**Set problem**
Without further comment, state how many lines in the listing below contain the word "documents".

**Records provided**
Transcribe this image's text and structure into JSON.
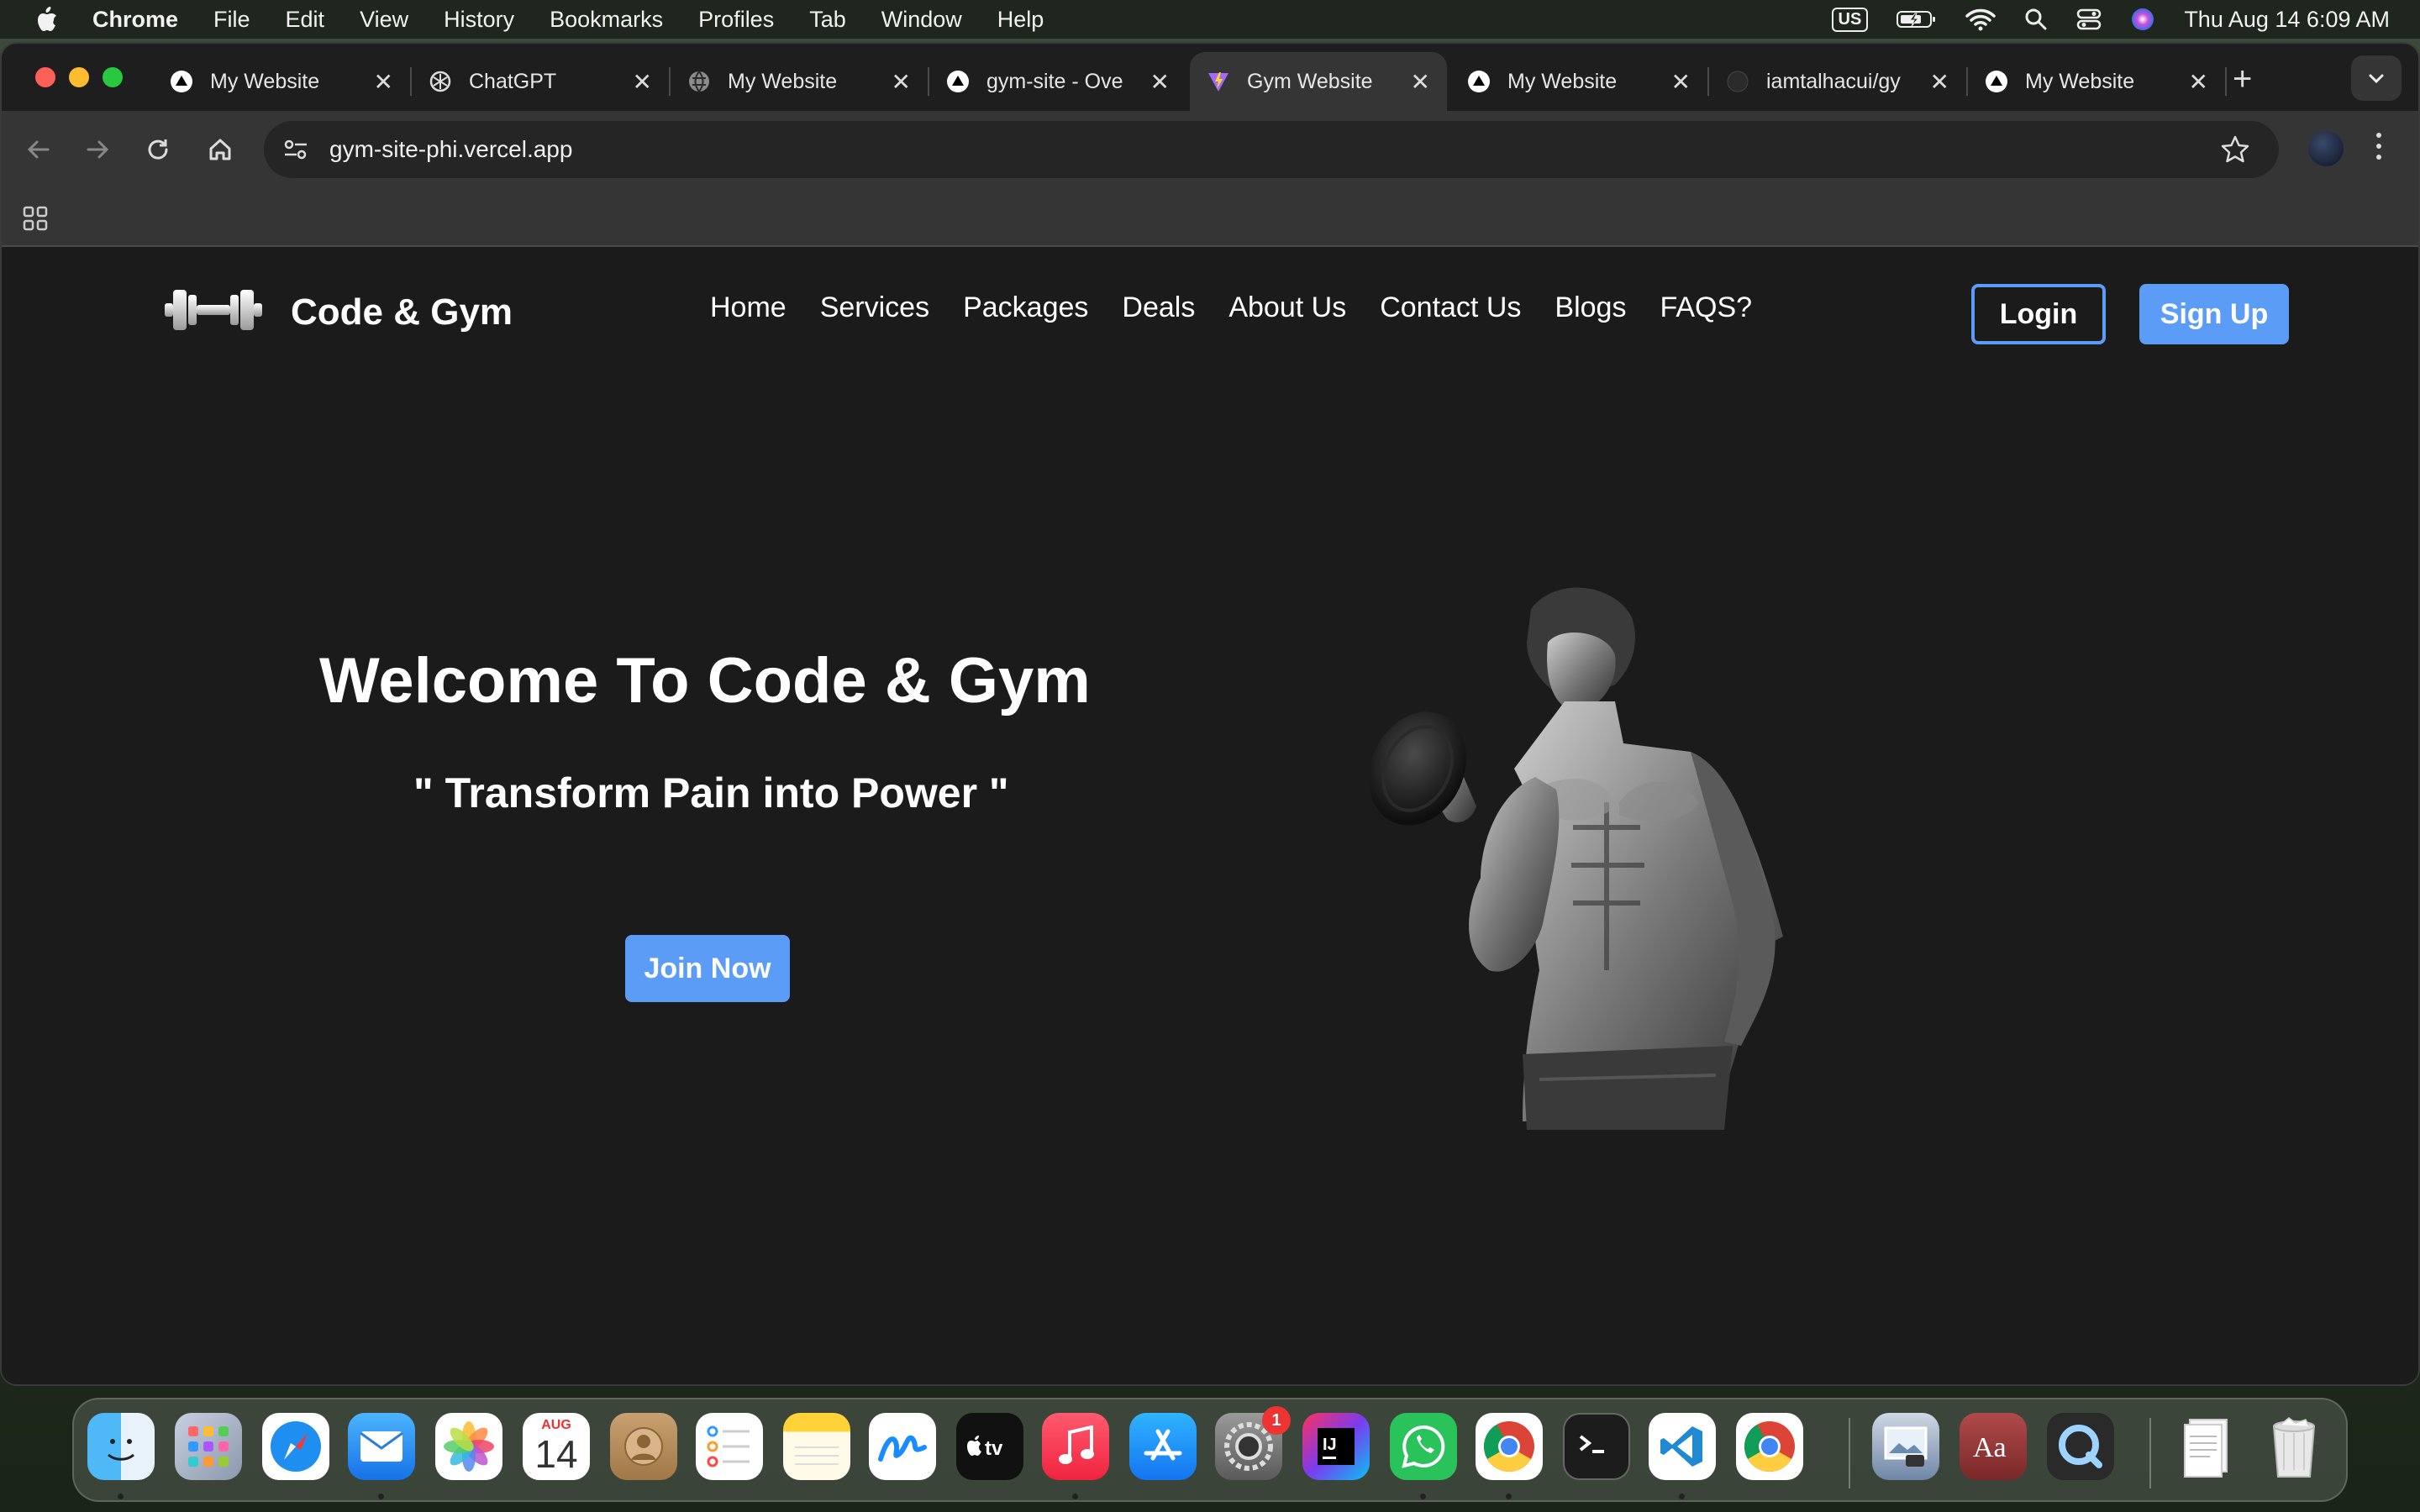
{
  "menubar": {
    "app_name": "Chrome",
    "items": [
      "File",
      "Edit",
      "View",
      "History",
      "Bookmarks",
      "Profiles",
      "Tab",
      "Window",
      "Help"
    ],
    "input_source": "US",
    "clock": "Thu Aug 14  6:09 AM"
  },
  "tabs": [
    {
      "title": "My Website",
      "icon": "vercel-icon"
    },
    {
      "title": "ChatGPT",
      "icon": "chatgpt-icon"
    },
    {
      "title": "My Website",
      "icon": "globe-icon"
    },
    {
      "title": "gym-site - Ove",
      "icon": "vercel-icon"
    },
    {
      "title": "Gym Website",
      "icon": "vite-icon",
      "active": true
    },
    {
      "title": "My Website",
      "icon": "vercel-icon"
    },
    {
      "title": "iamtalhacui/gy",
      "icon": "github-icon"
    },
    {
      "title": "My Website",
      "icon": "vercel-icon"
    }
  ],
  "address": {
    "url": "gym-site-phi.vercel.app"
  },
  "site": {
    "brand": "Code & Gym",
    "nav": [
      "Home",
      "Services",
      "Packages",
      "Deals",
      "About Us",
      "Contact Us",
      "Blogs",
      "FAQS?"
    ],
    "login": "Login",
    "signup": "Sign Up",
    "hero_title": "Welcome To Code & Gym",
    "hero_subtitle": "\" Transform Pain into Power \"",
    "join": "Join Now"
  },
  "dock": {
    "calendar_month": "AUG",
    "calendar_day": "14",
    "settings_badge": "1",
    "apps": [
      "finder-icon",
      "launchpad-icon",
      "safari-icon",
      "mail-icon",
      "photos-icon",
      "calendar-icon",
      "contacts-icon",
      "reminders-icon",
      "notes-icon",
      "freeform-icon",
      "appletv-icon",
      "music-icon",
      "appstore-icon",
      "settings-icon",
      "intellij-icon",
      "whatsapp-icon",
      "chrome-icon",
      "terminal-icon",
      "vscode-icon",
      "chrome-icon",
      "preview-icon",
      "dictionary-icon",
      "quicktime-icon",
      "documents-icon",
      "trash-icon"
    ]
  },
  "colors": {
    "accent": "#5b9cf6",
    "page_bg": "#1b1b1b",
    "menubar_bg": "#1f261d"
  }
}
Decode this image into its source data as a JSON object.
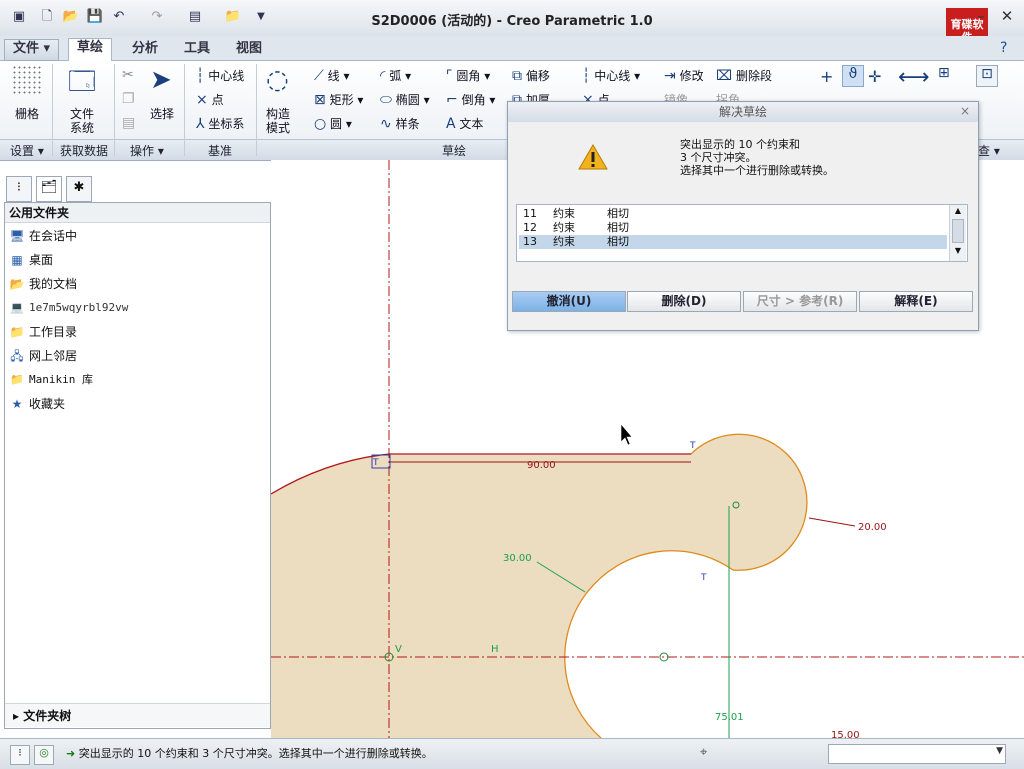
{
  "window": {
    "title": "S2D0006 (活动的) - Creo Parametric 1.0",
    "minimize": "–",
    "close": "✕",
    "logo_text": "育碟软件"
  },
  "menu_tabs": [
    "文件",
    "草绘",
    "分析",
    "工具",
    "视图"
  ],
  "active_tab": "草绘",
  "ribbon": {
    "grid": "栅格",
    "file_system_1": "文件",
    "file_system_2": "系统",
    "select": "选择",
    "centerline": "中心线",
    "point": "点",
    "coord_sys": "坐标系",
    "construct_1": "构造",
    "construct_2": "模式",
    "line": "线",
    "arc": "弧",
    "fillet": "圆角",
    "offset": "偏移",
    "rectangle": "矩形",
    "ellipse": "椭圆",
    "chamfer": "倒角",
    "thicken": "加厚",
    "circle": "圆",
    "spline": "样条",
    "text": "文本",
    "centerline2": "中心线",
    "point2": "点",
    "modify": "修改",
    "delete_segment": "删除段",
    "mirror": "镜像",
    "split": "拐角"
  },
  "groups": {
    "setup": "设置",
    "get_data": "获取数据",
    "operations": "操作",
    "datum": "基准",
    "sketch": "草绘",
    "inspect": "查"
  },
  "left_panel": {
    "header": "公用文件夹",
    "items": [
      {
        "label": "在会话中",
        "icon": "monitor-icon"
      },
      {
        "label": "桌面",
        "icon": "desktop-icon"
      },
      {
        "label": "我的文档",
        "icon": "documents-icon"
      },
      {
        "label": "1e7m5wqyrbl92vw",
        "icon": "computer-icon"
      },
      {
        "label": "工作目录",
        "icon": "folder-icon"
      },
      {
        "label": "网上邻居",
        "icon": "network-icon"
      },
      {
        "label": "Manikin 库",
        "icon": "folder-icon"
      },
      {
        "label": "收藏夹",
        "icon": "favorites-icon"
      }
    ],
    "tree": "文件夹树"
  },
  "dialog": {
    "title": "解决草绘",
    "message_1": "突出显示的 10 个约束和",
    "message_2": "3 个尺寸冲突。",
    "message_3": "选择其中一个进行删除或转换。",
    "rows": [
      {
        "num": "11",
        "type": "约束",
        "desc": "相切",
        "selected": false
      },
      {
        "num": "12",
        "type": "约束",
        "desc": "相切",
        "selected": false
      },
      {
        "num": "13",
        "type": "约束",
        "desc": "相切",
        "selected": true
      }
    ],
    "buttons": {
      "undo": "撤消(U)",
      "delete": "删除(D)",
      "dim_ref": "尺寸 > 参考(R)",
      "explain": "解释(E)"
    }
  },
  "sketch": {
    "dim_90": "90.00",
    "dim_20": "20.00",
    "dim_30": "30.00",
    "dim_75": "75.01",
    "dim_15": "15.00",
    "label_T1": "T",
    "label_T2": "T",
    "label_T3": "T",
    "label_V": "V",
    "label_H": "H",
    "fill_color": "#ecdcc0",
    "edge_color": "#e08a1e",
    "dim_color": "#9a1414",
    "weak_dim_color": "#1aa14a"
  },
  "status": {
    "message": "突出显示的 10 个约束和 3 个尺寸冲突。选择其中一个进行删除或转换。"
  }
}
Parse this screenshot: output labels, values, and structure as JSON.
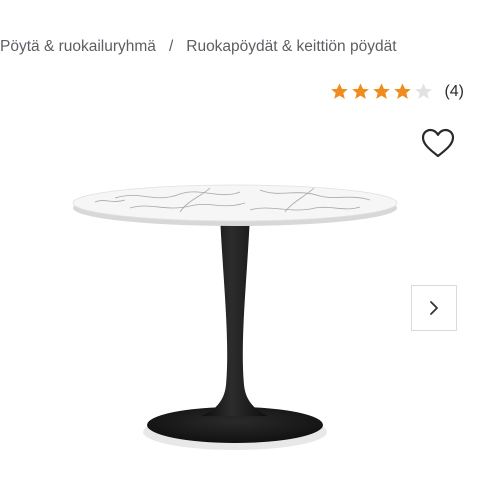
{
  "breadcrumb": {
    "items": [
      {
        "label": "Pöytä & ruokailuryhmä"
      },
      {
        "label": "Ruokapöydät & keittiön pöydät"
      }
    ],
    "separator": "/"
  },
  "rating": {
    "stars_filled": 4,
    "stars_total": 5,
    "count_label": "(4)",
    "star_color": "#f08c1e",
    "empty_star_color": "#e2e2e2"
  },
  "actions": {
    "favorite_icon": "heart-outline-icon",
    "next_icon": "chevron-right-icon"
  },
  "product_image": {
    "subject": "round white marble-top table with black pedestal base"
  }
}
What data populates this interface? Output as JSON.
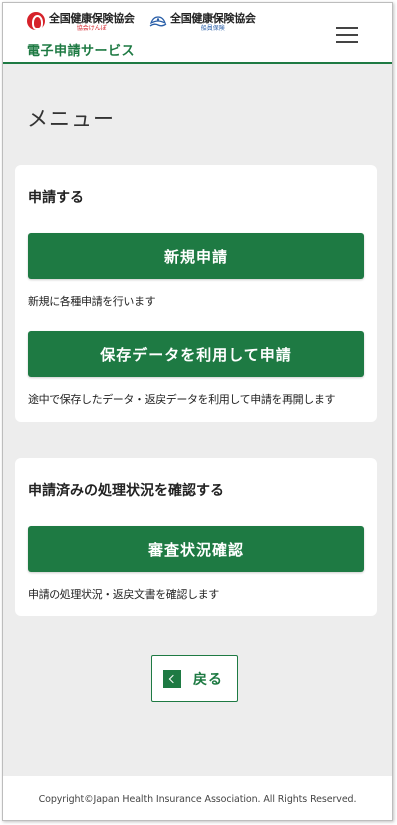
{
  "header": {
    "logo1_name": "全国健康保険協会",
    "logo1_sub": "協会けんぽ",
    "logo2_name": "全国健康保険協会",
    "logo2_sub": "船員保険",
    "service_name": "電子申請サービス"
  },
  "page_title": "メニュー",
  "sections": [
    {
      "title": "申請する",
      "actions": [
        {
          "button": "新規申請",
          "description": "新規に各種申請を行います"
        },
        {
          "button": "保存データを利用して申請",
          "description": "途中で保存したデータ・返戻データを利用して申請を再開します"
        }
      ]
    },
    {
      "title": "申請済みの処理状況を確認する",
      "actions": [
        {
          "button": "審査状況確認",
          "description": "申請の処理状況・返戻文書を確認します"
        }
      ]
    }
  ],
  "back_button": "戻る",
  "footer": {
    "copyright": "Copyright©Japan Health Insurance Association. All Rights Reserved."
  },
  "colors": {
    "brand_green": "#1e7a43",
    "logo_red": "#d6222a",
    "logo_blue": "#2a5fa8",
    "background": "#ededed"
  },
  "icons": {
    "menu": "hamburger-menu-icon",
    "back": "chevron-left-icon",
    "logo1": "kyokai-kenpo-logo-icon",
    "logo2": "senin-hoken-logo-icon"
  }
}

**Answer**
2